* Instructions for the task
For each line below that contains the string "Slice", copy that line.

* Material for this exercise
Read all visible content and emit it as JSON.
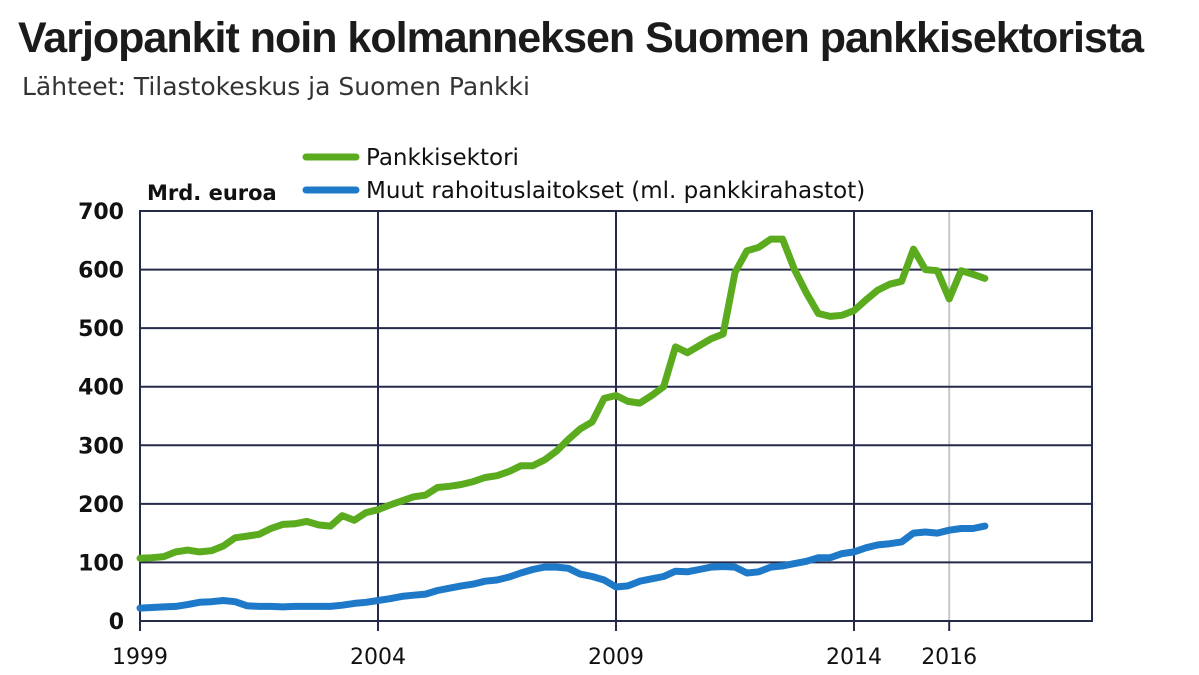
{
  "chart_data": {
    "type": "line",
    "title": "Varjopankit noin kolmanneksen Suomen pankkisektorista",
    "subtitle": "Lähteet: Tilastokeskus ja Suomen Pankki",
    "ylabel": "Mrd. euroa",
    "ylim": [
      0,
      700
    ],
    "yticks": [
      0,
      100,
      200,
      300,
      400,
      500,
      600,
      700
    ],
    "xlim": [
      1999,
      2019
    ],
    "xtick_labels": [
      {
        "x": 1999,
        "label": "1999"
      },
      {
        "x": 2004,
        "label": "2004"
      },
      {
        "x": 2009,
        "label": "2009"
      },
      {
        "x": 2014,
        "label": "2014"
      },
      {
        "x": 2016,
        "label": "2016"
      }
    ],
    "xgrid": [
      2004,
      2009,
      2014
    ],
    "xgrid_light": [
      2016
    ],
    "grid": true,
    "legend_position": "top",
    "series": [
      {
        "name": "Pankkisektori",
        "color": "#5bab1f",
        "x": [
          1999,
          1999.25,
          1999.5,
          1999.75,
          2000,
          2000.25,
          2000.5,
          2000.75,
          2001,
          2001.25,
          2001.5,
          2001.75,
          2002,
          2002.25,
          2002.5,
          2002.75,
          2003,
          2003.25,
          2003.5,
          2003.75,
          2004,
          2004.25,
          2004.5,
          2004.75,
          2005,
          2005.25,
          2005.5,
          2005.75,
          2006,
          2006.25,
          2006.5,
          2006.75,
          2007,
          2007.25,
          2007.5,
          2007.75,
          2008,
          2008.25,
          2008.5,
          2008.75,
          2009,
          2009.25,
          2009.5,
          2009.75,
          2010,
          2010.25,
          2010.5,
          2010.75,
          2011,
          2011.25,
          2011.5,
          2011.75,
          2012,
          2012.25,
          2012.5,
          2012.75,
          2013,
          2013.25,
          2013.5,
          2013.75,
          2014,
          2014.25,
          2014.5,
          2014.75,
          2015,
          2015.25,
          2015.5,
          2015.75,
          2016,
          2016.25,
          2016.5,
          2016.75
        ],
        "values": [
          107,
          108,
          110,
          118,
          121,
          118,
          120,
          128,
          142,
          145,
          148,
          158,
          165,
          166,
          170,
          164,
          162,
          180,
          172,
          185,
          190,
          198,
          205,
          212,
          215,
          228,
          230,
          233,
          238,
          245,
          248,
          255,
          265,
          265,
          275,
          290,
          310,
          328,
          340,
          380,
          385,
          375,
          372,
          385,
          400,
          468,
          458,
          470,
          482,
          490,
          595,
          632,
          638,
          652,
          652,
          600,
          560,
          525,
          520,
          522,
          530,
          548,
          565,
          575,
          580,
          635,
          600,
          598,
          550,
          598,
          592,
          585
        ]
      },
      {
        "name": "Muut rahoituslaitokset (ml. pankkirahastot)",
        "color": "#1e7ac8",
        "x": [
          1999,
          1999.25,
          1999.5,
          1999.75,
          2000,
          2000.25,
          2000.5,
          2000.75,
          2001,
          2001.25,
          2001.5,
          2001.75,
          2002,
          2002.25,
          2002.5,
          2002.75,
          2003,
          2003.25,
          2003.5,
          2003.75,
          2004,
          2004.25,
          2004.5,
          2004.75,
          2005,
          2005.25,
          2005.5,
          2005.75,
          2006,
          2006.25,
          2006.5,
          2006.75,
          2007,
          2007.25,
          2007.5,
          2007.75,
          2008,
          2008.25,
          2008.5,
          2008.75,
          2009,
          2009.25,
          2009.5,
          2009.75,
          2010,
          2010.25,
          2010.5,
          2010.75,
          2011,
          2011.25,
          2011.5,
          2011.75,
          2012,
          2012.25,
          2012.5,
          2012.75,
          2013,
          2013.25,
          2013.5,
          2013.75,
          2014,
          2014.25,
          2014.5,
          2014.75,
          2015,
          2015.25,
          2015.5,
          2015.75,
          2016,
          2016.25,
          2016.5,
          2016.75
        ],
        "values": [
          22,
          23,
          24,
          25,
          28,
          32,
          33,
          35,
          33,
          26,
          25,
          25,
          24,
          25,
          25,
          25,
          25,
          27,
          30,
          32,
          35,
          38,
          42,
          44,
          46,
          52,
          56,
          60,
          63,
          68,
          70,
          75,
          82,
          88,
          92,
          92,
          90,
          80,
          76,
          70,
          58,
          60,
          68,
          72,
          76,
          85,
          84,
          88,
          92,
          93,
          92,
          82,
          84,
          92,
          94,
          98,
          102,
          108,
          108,
          115,
          118,
          125,
          130,
          132,
          135,
          150,
          152,
          150,
          155,
          158,
          158,
          162
        ]
      }
    ]
  }
}
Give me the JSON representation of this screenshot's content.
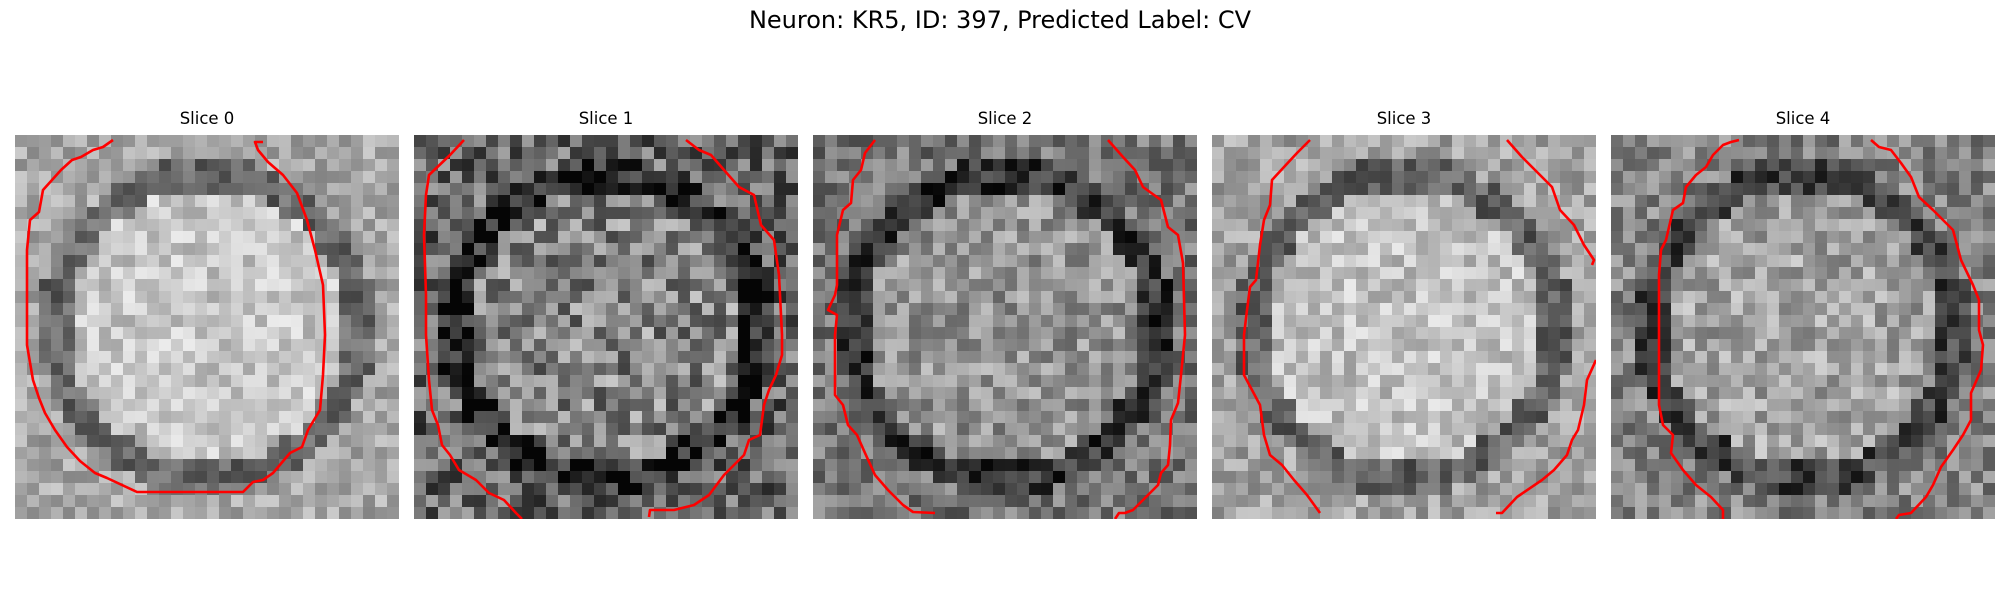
{
  "figure": {
    "title": "Neuron: KR5, ID: 397, Predicted Label: CV"
  },
  "panels": [
    {
      "title": "Slice 0",
      "seed": 11,
      "brightness": 0.78,
      "contrast": 0.13
    },
    {
      "title": "Slice 1",
      "seed": 23,
      "brightness": 0.52,
      "contrast": 0.24
    },
    {
      "title": "Slice 2",
      "seed": 37,
      "brightness": 0.58,
      "contrast": 0.17
    },
    {
      "title": "Slice 3",
      "seed": 41,
      "brightness": 0.76,
      "contrast": 0.14
    },
    {
      "title": "Slice 4",
      "seed": 59,
      "brightness": 0.64,
      "contrast": 0.17
    }
  ],
  "colors": {
    "contour": "#ff0000",
    "background": "#ffffff"
  }
}
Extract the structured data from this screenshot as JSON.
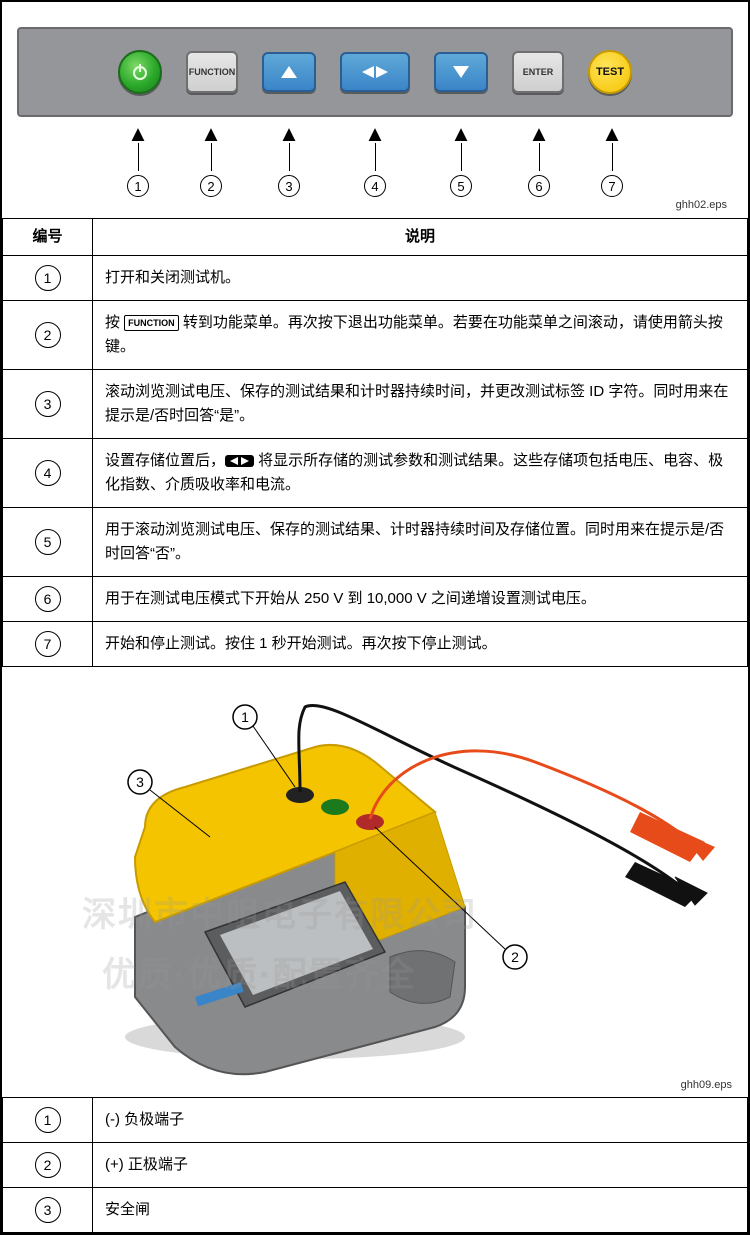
{
  "panel": {
    "buttons": [
      {
        "id": 1,
        "type": "power"
      },
      {
        "id": 2,
        "type": "function",
        "label": "FUNCTION"
      },
      {
        "id": 3,
        "type": "blue-up"
      },
      {
        "id": 4,
        "type": "blue-lr"
      },
      {
        "id": 5,
        "type": "blue-down"
      },
      {
        "id": 6,
        "type": "function",
        "label": "ENTER"
      },
      {
        "id": 7,
        "type": "test",
        "label": "TEST"
      }
    ],
    "eps_label": "ghh02.eps",
    "panel_bg": "#949699",
    "blue_btn": "#3a85c8",
    "power_green": "#2aa92a",
    "test_yellow": "#f5c300"
  },
  "table1": {
    "header_num": "编号",
    "header_desc": "说明",
    "rows": [
      {
        "num": "1",
        "desc_parts": [
          "打开和关闭测试机。"
        ]
      },
      {
        "num": "2",
        "desc_parts": [
          "按 ",
          {
            "badge": "FUNCTION"
          },
          " 转到功能菜单。再次按下退出功能菜单。若要在功能菜单之间滚动，请使用箭头按键。"
        ]
      },
      {
        "num": "3",
        "desc_parts": [
          "滚动浏览测试电压、保存的测试结果和计时器持续时间，并更改测试标签 ID 字符。同时用来在提示是/否时回答“是”。"
        ]
      },
      {
        "num": "4",
        "desc_parts": [
          "设置存储位置后，",
          {
            "lr": true
          },
          " 将显示所存储的测试参数和测试结果。这些存储项包括电压、电容、极化指数、介质吸收率和电流。"
        ]
      },
      {
        "num": "5",
        "desc_parts": [
          "用于滚动浏览测试电压、保存的测试结果、计时器持续时间及存储位置。同时用来在提示是/否时回答“否”。"
        ]
      },
      {
        "num": "6",
        "desc_parts": [
          "用于在测试电压模式下开始从 250 V 到 10,000 V 之间递增设置测试电压。"
        ]
      },
      {
        "num": "7",
        "desc_parts": [
          "开始和停止测试。按住 1 秒开始测试。再次按下停止测试。"
        ]
      }
    ]
  },
  "device": {
    "eps_label": "ghh09.eps",
    "callouts": [
      {
        "num": "1"
      },
      {
        "num": "2"
      },
      {
        "num": "3"
      }
    ],
    "body_yellow": "#f5c400",
    "body_gray": "#888a8c",
    "screen_gray": "#bcbfc1",
    "probe_red": "#e74b1a",
    "probe_black": "#111111"
  },
  "table2": {
    "rows": [
      {
        "num": "1",
        "desc": "(-) 负极端子"
      },
      {
        "num": "2",
        "desc": "(+) 正极端子"
      },
      {
        "num": "3",
        "desc": "安全闸"
      }
    ]
  },
  "watermarks": {
    "line1": "深圳市中咀电子有限公司",
    "line2": "优质·优质·配置齐全"
  }
}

* Answer in full
      "title": "Slice 0",
      "title": "Slice 1",
      "title": "Slice 2",
      "title": "Slice 3",
      "title": "Slice 4",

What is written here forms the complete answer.